## Task item:
Line by line, please look for the word "ubicada" in the following records, then copy each line you find it in.

## Data provided:

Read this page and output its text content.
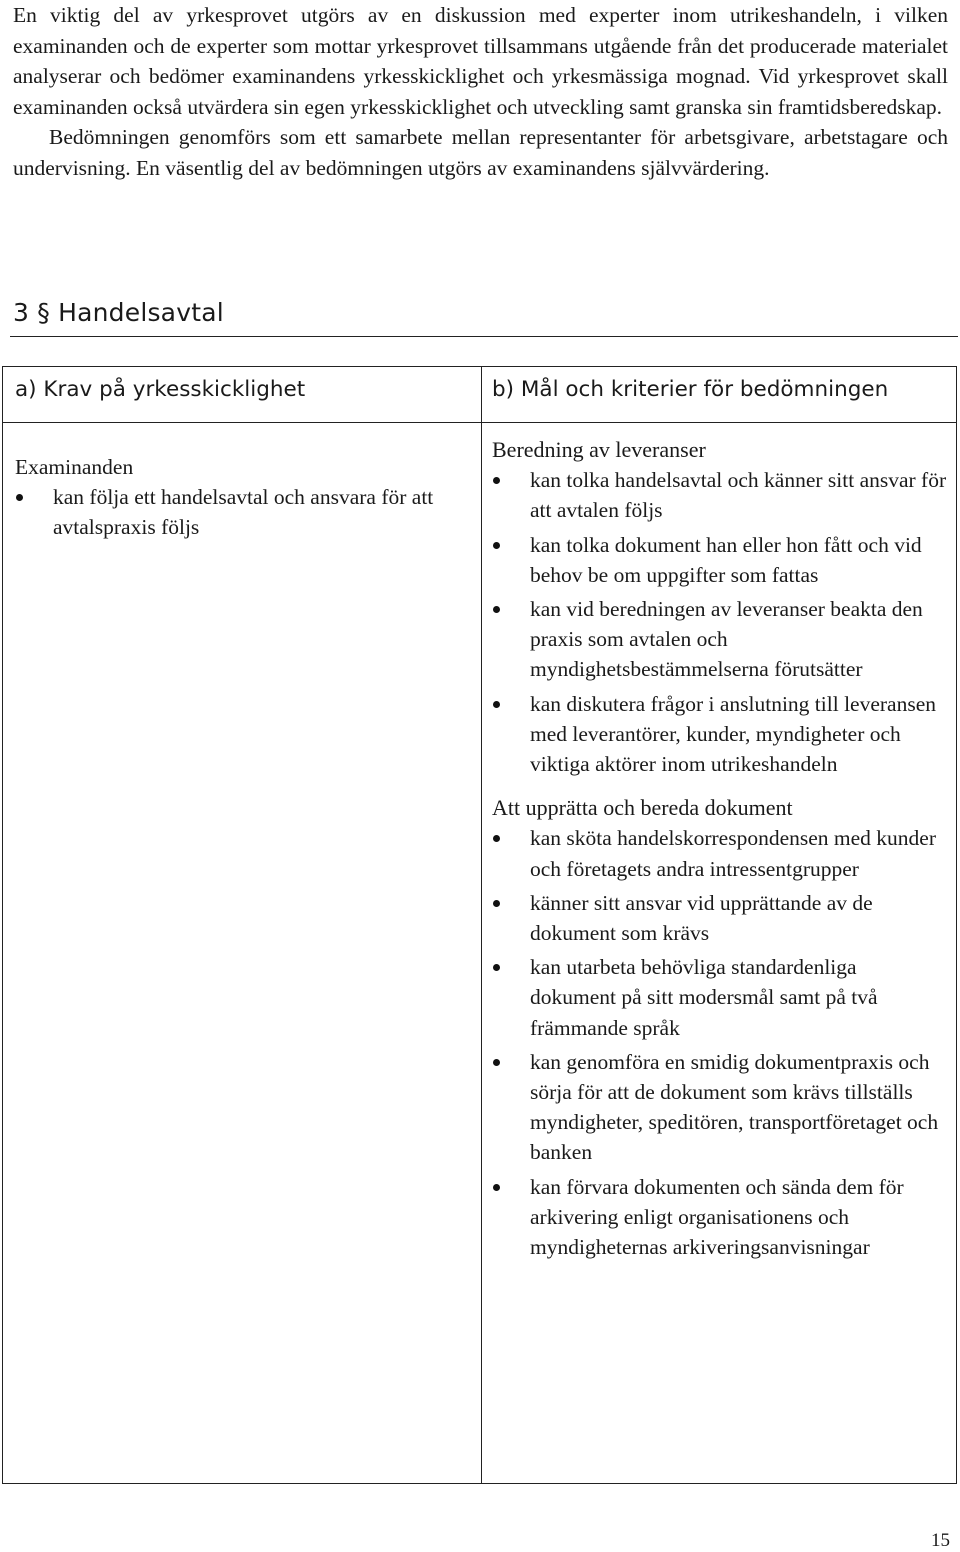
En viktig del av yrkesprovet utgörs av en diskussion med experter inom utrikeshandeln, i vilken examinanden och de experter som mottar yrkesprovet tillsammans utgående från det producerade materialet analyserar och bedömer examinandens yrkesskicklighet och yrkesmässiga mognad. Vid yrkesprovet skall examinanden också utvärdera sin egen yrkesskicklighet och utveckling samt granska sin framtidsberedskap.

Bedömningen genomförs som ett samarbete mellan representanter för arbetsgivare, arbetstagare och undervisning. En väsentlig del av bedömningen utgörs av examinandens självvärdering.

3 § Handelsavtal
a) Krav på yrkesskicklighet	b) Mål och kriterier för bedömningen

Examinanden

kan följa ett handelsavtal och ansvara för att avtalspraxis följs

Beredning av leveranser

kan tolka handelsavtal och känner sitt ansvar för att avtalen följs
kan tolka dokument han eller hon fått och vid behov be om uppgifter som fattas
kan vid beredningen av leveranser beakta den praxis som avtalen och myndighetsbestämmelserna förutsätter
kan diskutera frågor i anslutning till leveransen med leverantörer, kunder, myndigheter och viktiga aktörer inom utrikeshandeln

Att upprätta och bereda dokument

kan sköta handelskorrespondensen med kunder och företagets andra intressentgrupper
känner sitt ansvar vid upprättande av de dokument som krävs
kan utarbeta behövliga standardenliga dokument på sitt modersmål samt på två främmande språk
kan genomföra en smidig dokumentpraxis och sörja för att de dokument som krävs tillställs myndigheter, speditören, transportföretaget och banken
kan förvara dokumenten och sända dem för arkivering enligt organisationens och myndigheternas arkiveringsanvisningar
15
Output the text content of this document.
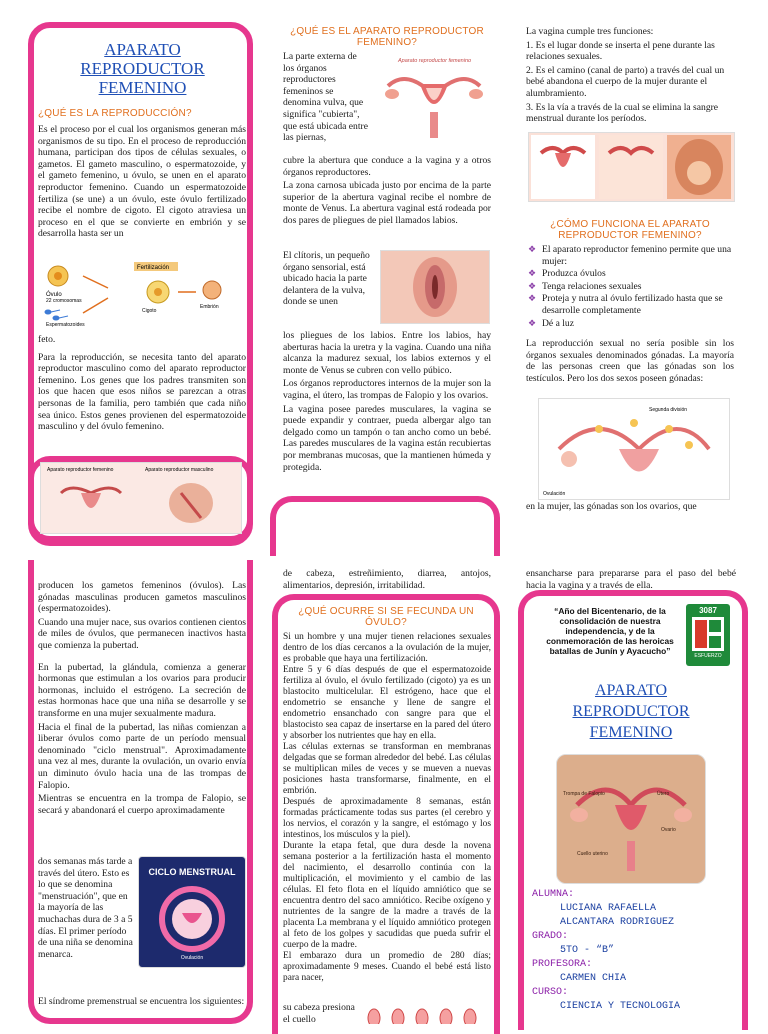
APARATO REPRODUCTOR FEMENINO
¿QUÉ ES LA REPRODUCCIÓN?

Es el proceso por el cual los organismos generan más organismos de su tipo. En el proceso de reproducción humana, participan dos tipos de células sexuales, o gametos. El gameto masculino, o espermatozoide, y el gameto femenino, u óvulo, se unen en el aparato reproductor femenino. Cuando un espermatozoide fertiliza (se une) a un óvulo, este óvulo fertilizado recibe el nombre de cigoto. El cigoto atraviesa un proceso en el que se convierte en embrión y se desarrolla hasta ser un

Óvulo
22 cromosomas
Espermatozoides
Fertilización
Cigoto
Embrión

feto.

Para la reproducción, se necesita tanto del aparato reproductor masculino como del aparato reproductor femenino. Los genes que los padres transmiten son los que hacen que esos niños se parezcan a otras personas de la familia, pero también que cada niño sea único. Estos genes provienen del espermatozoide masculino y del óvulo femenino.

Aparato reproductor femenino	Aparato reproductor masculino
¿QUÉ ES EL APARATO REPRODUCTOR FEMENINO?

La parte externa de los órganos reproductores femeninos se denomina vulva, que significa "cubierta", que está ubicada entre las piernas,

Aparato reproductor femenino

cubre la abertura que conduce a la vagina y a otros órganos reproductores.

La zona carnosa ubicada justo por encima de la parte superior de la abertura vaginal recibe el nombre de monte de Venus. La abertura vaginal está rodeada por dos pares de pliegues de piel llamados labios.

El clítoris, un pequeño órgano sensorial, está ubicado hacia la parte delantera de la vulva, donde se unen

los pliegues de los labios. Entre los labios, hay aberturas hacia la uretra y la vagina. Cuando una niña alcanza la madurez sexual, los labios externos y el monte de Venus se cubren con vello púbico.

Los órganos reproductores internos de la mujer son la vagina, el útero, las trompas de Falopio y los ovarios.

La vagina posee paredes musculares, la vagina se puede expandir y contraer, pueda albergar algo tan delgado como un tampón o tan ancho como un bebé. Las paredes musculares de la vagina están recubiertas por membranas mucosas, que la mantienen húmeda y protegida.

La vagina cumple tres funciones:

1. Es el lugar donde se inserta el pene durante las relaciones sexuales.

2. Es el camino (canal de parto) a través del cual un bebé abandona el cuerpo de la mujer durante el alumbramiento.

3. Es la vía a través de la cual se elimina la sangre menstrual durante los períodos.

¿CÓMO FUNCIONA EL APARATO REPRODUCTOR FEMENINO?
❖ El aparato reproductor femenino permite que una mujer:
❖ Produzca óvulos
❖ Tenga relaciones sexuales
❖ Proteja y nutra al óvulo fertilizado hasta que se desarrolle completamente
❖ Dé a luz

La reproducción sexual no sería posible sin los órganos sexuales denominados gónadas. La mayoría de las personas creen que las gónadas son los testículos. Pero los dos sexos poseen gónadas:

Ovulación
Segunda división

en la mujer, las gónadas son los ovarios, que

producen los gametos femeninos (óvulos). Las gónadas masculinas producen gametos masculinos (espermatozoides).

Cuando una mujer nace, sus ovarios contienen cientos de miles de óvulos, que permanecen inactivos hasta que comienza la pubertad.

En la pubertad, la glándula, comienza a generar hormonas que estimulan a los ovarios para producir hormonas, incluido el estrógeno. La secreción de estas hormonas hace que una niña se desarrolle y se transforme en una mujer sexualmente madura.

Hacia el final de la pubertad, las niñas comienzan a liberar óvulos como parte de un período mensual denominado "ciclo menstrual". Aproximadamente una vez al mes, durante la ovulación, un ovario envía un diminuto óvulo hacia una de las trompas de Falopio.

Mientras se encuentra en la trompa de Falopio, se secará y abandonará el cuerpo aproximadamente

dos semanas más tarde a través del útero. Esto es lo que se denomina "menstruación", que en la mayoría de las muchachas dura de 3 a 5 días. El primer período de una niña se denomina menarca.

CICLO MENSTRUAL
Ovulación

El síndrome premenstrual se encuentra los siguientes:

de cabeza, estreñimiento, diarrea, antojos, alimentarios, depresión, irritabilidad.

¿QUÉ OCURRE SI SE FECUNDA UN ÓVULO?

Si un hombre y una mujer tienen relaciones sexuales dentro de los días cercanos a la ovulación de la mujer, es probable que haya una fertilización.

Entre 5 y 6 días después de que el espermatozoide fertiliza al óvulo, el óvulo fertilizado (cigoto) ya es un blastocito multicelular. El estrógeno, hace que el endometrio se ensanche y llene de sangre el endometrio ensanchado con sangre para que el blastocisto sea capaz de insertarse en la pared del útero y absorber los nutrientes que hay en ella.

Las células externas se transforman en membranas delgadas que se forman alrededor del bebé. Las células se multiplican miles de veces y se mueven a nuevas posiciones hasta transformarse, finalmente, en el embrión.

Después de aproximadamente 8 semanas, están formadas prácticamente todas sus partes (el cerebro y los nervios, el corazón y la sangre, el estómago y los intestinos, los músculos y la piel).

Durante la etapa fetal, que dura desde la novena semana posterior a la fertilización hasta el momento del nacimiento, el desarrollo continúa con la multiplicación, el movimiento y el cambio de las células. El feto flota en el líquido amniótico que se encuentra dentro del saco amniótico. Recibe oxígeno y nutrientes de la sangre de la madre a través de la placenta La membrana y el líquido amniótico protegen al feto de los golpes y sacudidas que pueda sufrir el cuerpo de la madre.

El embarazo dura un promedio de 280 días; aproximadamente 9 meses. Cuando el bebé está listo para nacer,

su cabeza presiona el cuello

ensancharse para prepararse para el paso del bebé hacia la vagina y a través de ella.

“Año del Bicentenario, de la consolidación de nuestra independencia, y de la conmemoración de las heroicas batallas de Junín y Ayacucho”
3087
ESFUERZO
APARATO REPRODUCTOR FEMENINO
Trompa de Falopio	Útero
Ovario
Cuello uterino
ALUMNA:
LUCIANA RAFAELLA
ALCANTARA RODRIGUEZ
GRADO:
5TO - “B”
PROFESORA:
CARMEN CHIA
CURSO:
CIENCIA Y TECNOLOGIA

...

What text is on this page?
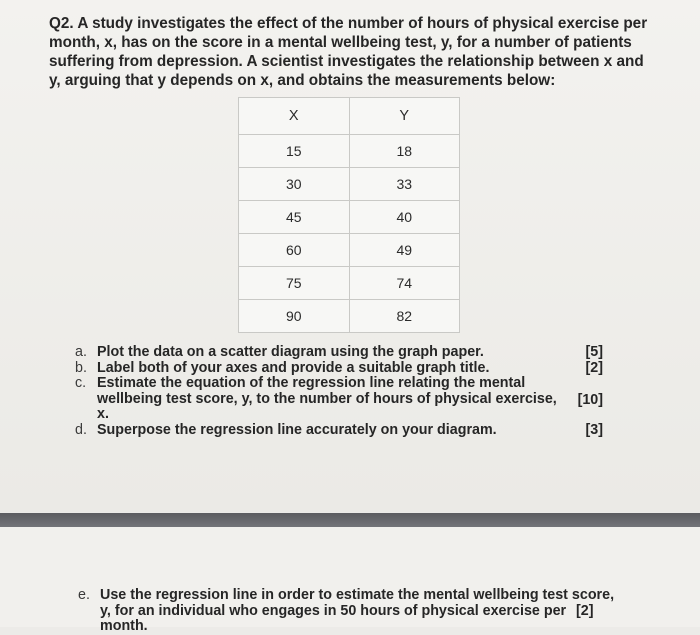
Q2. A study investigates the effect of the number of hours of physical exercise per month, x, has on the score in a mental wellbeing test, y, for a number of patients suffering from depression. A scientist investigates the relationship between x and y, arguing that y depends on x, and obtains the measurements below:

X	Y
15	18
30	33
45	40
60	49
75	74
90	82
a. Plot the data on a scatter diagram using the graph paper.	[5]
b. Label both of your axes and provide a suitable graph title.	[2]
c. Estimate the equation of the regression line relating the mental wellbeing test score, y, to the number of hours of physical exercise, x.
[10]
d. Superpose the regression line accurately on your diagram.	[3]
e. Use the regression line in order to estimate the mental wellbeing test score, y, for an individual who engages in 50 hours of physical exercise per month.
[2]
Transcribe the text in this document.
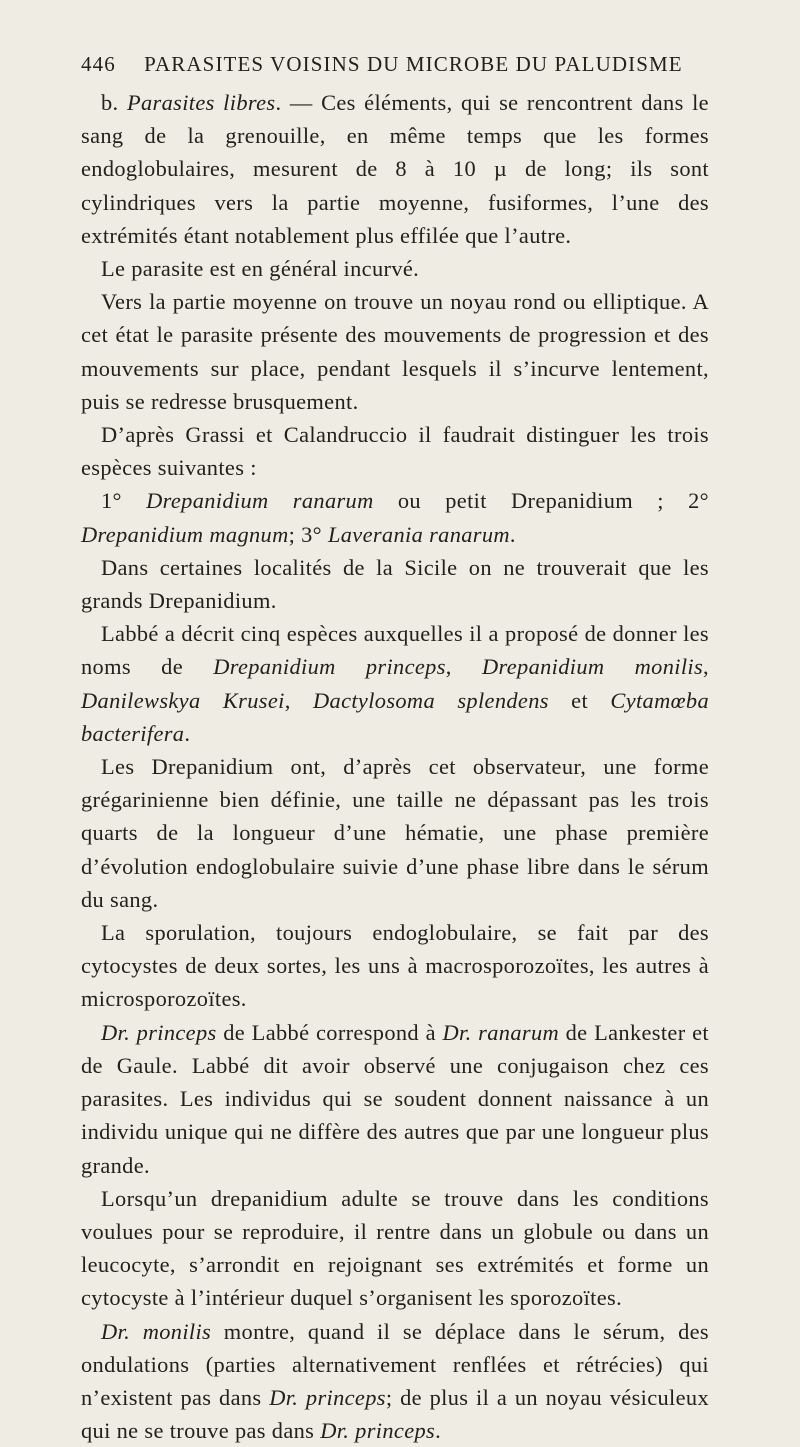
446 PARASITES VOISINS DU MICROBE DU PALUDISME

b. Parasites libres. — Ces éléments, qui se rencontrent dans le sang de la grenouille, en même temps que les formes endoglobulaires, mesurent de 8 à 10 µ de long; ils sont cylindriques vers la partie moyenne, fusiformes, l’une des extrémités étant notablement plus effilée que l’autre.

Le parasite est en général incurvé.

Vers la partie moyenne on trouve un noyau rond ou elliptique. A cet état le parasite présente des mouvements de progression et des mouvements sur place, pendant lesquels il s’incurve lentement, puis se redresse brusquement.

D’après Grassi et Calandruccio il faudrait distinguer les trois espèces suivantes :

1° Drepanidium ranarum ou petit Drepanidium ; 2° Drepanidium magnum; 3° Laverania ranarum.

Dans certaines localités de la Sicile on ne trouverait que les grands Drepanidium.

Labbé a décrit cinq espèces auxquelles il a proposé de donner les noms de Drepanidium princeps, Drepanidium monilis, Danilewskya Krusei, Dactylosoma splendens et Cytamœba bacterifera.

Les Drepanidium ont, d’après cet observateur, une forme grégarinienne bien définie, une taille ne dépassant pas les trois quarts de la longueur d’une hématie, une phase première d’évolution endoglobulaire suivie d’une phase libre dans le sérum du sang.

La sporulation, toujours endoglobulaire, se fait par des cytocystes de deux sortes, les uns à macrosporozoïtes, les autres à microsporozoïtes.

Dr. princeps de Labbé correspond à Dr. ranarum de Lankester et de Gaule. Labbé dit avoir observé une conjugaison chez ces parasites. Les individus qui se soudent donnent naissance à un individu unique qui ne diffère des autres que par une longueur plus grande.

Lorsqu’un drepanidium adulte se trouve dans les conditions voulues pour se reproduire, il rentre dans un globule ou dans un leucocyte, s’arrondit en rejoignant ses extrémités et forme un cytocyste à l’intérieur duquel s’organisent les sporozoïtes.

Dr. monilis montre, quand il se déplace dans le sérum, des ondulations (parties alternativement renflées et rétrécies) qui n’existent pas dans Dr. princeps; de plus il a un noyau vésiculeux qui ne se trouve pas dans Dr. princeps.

## Response area:
La parte externa de los órganos reproductores femeninos se denomina vulva, que significa "cubierta", que está ubicada entre las piernas,
La zona carnosa ubicada justo por encima de la parte superior de la abertura vaginal recibe el nombre de monte de Venus. La abertura vaginal está rodeada por dos pares de pliegues de piel llamados labios.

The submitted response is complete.